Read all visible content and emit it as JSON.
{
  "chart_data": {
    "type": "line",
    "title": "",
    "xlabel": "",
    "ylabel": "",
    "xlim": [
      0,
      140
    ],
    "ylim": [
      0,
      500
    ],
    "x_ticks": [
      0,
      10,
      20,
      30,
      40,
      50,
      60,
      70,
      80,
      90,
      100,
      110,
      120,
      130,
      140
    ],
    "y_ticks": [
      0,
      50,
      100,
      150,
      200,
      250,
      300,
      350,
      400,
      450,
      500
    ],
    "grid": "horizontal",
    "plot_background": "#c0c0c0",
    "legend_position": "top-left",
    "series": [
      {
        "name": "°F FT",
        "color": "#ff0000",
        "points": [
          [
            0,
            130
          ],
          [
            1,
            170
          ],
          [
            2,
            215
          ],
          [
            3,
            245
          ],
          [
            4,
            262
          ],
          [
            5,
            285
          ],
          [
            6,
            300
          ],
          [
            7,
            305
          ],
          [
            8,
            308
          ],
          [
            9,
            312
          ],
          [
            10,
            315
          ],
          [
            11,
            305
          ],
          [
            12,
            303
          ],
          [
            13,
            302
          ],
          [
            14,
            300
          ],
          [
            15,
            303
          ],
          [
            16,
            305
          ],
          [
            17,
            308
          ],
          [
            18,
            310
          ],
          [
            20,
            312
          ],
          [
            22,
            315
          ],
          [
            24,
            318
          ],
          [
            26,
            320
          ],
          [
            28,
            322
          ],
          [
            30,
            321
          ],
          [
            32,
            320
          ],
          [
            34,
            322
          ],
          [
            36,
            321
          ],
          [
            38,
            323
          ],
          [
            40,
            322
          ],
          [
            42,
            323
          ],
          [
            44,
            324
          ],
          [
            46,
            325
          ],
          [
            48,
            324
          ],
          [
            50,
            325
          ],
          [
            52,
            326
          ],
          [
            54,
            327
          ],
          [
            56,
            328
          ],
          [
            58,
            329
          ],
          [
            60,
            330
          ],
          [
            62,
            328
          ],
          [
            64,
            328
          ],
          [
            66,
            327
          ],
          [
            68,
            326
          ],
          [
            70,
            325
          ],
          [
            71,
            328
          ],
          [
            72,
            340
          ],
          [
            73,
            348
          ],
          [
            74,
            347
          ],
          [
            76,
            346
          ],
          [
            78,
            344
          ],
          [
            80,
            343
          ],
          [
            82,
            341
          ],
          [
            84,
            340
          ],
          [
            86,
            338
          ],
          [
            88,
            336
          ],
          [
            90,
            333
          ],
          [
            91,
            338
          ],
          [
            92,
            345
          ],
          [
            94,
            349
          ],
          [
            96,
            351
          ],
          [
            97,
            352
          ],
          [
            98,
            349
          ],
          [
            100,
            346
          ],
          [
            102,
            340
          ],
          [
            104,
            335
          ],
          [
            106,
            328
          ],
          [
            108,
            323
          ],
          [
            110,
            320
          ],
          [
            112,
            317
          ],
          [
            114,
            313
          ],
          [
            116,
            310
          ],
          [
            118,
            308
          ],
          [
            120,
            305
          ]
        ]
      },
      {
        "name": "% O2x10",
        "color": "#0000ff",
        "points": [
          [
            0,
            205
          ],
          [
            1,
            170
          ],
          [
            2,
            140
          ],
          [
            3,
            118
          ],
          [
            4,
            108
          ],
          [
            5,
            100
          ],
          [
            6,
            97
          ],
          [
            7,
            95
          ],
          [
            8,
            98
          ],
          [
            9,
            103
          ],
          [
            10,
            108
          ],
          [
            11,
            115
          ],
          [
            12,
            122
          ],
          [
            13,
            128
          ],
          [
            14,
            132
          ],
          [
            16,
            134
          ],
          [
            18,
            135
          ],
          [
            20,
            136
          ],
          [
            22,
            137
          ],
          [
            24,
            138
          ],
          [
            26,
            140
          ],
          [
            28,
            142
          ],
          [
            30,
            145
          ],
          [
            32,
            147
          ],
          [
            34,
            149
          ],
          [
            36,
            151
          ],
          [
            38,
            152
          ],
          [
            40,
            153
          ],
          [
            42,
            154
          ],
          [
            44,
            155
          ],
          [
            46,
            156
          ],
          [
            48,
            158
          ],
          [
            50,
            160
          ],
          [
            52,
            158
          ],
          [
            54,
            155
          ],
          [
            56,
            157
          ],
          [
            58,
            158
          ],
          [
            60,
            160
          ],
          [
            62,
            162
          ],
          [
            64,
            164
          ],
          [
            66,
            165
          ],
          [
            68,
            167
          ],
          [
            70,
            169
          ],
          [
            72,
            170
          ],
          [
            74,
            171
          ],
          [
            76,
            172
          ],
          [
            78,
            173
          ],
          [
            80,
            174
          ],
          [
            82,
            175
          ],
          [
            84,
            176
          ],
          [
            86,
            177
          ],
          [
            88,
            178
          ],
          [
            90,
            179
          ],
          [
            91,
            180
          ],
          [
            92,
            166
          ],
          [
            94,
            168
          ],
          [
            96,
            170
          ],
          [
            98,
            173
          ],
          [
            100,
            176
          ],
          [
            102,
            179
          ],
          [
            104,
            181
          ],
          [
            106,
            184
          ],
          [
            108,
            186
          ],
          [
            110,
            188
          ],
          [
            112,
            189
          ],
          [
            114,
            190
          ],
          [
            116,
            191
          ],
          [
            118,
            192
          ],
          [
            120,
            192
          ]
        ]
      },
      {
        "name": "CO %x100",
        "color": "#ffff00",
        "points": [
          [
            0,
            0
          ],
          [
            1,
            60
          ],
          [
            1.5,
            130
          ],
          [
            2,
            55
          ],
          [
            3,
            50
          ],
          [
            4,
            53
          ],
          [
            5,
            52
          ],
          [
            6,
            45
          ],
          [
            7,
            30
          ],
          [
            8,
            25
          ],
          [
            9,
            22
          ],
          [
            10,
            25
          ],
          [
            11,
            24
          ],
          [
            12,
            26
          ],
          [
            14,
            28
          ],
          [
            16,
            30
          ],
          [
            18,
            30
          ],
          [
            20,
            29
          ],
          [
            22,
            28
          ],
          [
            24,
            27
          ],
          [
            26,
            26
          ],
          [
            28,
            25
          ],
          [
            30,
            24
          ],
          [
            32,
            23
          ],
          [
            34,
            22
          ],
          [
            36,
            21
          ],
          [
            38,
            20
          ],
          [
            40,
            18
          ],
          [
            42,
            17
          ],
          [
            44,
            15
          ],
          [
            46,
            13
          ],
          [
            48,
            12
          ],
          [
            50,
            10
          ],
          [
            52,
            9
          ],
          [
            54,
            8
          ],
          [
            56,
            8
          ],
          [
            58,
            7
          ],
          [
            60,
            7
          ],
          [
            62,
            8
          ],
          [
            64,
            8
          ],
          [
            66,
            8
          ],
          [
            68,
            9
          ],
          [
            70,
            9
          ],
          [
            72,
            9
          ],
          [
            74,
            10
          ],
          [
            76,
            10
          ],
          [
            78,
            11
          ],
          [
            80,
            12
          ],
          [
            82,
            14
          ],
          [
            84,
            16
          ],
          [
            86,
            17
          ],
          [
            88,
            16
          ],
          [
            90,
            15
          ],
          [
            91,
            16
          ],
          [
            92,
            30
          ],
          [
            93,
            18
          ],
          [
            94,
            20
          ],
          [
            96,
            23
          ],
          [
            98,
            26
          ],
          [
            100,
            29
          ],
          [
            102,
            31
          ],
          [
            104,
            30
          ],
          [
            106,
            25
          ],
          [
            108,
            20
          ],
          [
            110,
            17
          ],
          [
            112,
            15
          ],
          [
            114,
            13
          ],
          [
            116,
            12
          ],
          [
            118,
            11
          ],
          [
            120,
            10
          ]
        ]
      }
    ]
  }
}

(Exercise instructions)
Once more, set down the full listing, verbatim.

(Solved problem)
Read all visible content and emit it as JSON.
{
  "chart_data": {
    "type": "line",
    "title": "",
    "xlabel": "",
    "ylabel": "",
    "xlim": [
      0,
      140
    ],
    "ylim": [
      0,
      500
    ],
    "x_ticks": [
      0,
      10,
      20,
      30,
      40,
      50,
      60,
      70,
      80,
      90,
      100,
      110,
      120,
      130,
      140
    ],
    "y_ticks": [
      0,
      50,
      100,
      150,
      200,
      250,
      300,
      350,
      400,
      450,
      500
    ],
    "grid": "horizontal",
    "plot_background": "#c0c0c0",
    "legend_position": "top-left",
    "series": [
      {
        "name": "°F FT",
        "color": "#ff0000",
        "points": [
          [
            0,
            130
          ],
          [
            1,
            170
          ],
          [
            2,
            215
          ],
          [
            3,
            245
          ],
          [
            4,
            262
          ],
          [
            5,
            285
          ],
          [
            6,
            300
          ],
          [
            7,
            305
          ],
          [
            8,
            308
          ],
          [
            9,
            312
          ],
          [
            10,
            315
          ],
          [
            11,
            305
          ],
          [
            12,
            303
          ],
          [
            13,
            302
          ],
          [
            14,
            300
          ],
          [
            15,
            303
          ],
          [
            16,
            305
          ],
          [
            17,
            308
          ],
          [
            18,
            310
          ],
          [
            20,
            312
          ],
          [
            22,
            315
          ],
          [
            24,
            318
          ],
          [
            26,
            320
          ],
          [
            28,
            322
          ],
          [
            30,
            321
          ],
          [
            32,
            320
          ],
          [
            34,
            322
          ],
          [
            36,
            321
          ],
          [
            38,
            323
          ],
          [
            40,
            322
          ],
          [
            42,
            323
          ],
          [
            44,
            324
          ],
          [
            46,
            325
          ],
          [
            48,
            324
          ],
          [
            50,
            325
          ],
          [
            52,
            326
          ],
          [
            54,
            327
          ],
          [
            56,
            328
          ],
          [
            58,
            329
          ],
          [
            60,
            330
          ],
          [
            62,
            328
          ],
          [
            64,
            328
          ],
          [
            66,
            327
          ],
          [
            68,
            326
          ],
          [
            70,
            325
          ],
          [
            71,
            328
          ],
          [
            72,
            340
          ],
          [
            73,
            348
          ],
          [
            74,
            347
          ],
          [
            76,
            346
          ],
          [
            78,
            344
          ],
          [
            80,
            343
          ],
          [
            82,
            341
          ],
          [
            84,
            340
          ],
          [
            86,
            338
          ],
          [
            88,
            336
          ],
          [
            90,
            333
          ],
          [
            91,
            338
          ],
          [
            92,
            345
          ],
          [
            94,
            349
          ],
          [
            96,
            351
          ],
          [
            97,
            352
          ],
          [
            98,
            349
          ],
          [
            100,
            346
          ],
          [
            102,
            340
          ],
          [
            104,
            335
          ],
          [
            106,
            328
          ],
          [
            108,
            323
          ],
          [
            110,
            320
          ],
          [
            112,
            317
          ],
          [
            114,
            313
          ],
          [
            116,
            310
          ],
          [
            118,
            308
          ],
          [
            120,
            305
          ]
        ]
      },
      {
        "name": "% O2x10",
        "color": "#0000ff",
        "points": [
          [
            0,
            205
          ],
          [
            1,
            170
          ],
          [
            2,
            140
          ],
          [
            3,
            118
          ],
          [
            4,
            108
          ],
          [
            5,
            100
          ],
          [
            6,
            97
          ],
          [
            7,
            95
          ],
          [
            8,
            98
          ],
          [
            9,
            103
          ],
          [
            10,
            108
          ],
          [
            11,
            115
          ],
          [
            12,
            122
          ],
          [
            13,
            128
          ],
          [
            14,
            132
          ],
          [
            16,
            134
          ],
          [
            18,
            135
          ],
          [
            20,
            136
          ],
          [
            22,
            137
          ],
          [
            24,
            138
          ],
          [
            26,
            140
          ],
          [
            28,
            142
          ],
          [
            30,
            145
          ],
          [
            32,
            147
          ],
          [
            34,
            149
          ],
          [
            36,
            151
          ],
          [
            38,
            152
          ],
          [
            40,
            153
          ],
          [
            42,
            154
          ],
          [
            44,
            155
          ],
          [
            46,
            156
          ],
          [
            48,
            158
          ],
          [
            50,
            160
          ],
          [
            52,
            158
          ],
          [
            54,
            155
          ],
          [
            56,
            157
          ],
          [
            58,
            158
          ],
          [
            60,
            160
          ],
          [
            62,
            162
          ],
          [
            64,
            164
          ],
          [
            66,
            165
          ],
          [
            68,
            167
          ],
          [
            70,
            169
          ],
          [
            72,
            170
          ],
          [
            74,
            171
          ],
          [
            76,
            172
          ],
          [
            78,
            173
          ],
          [
            80,
            174
          ],
          [
            82,
            175
          ],
          [
            84,
            176
          ],
          [
            86,
            177
          ],
          [
            88,
            178
          ],
          [
            90,
            179
          ],
          [
            91,
            180
          ],
          [
            92,
            166
          ],
          [
            94,
            168
          ],
          [
            96,
            170
          ],
          [
            98,
            173
          ],
          [
            100,
            176
          ],
          [
            102,
            179
          ],
          [
            104,
            181
          ],
          [
            106,
            184
          ],
          [
            108,
            186
          ],
          [
            110,
            188
          ],
          [
            112,
            189
          ],
          [
            114,
            190
          ],
          [
            116,
            191
          ],
          [
            118,
            192
          ],
          [
            120,
            192
          ]
        ]
      },
      {
        "name": "CO %x100",
        "color": "#ffff00",
        "points": [
          [
            0,
            0
          ],
          [
            1,
            60
          ],
          [
            1.5,
            130
          ],
          [
            2,
            55
          ],
          [
            3,
            50
          ],
          [
            4,
            53
          ],
          [
            5,
            52
          ],
          [
            6,
            45
          ],
          [
            7,
            30
          ],
          [
            8,
            25
          ],
          [
            9,
            22
          ],
          [
            10,
            25
          ],
          [
            11,
            24
          ],
          [
            12,
            26
          ],
          [
            14,
            28
          ],
          [
            16,
            30
          ],
          [
            18,
            30
          ],
          [
            20,
            29
          ],
          [
            22,
            28
          ],
          [
            24,
            27
          ],
          [
            26,
            26
          ],
          [
            28,
            25
          ],
          [
            30,
            24
          ],
          [
            32,
            23
          ],
          [
            34,
            22
          ],
          [
            36,
            21
          ],
          [
            38,
            20
          ],
          [
            40,
            18
          ],
          [
            42,
            17
          ],
          [
            44,
            15
          ],
          [
            46,
            13
          ],
          [
            48,
            12
          ],
          [
            50,
            10
          ],
          [
            52,
            9
          ],
          [
            54,
            8
          ],
          [
            56,
            8
          ],
          [
            58,
            7
          ],
          [
            60,
            7
          ],
          [
            62,
            8
          ],
          [
            64,
            8
          ],
          [
            66,
            8
          ],
          [
            68,
            9
          ],
          [
            70,
            9
          ],
          [
            72,
            9
          ],
          [
            74,
            10
          ],
          [
            76,
            10
          ],
          [
            78,
            11
          ],
          [
            80,
            12
          ],
          [
            82,
            14
          ],
          [
            84,
            16
          ],
          [
            86,
            17
          ],
          [
            88,
            16
          ],
          [
            90,
            15
          ],
          [
            91,
            16
          ],
          [
            92,
            30
          ],
          [
            93,
            18
          ],
          [
            94,
            20
          ],
          [
            96,
            23
          ],
          [
            98,
            26
          ],
          [
            100,
            29
          ],
          [
            102,
            31
          ],
          [
            104,
            30
          ],
          [
            106,
            25
          ],
          [
            108,
            20
          ],
          [
            110,
            17
          ],
          [
            112,
            15
          ],
          [
            114,
            13
          ],
          [
            116,
            12
          ],
          [
            118,
            11
          ],
          [
            120,
            10
          ]
        ]
      }
    ]
  }
}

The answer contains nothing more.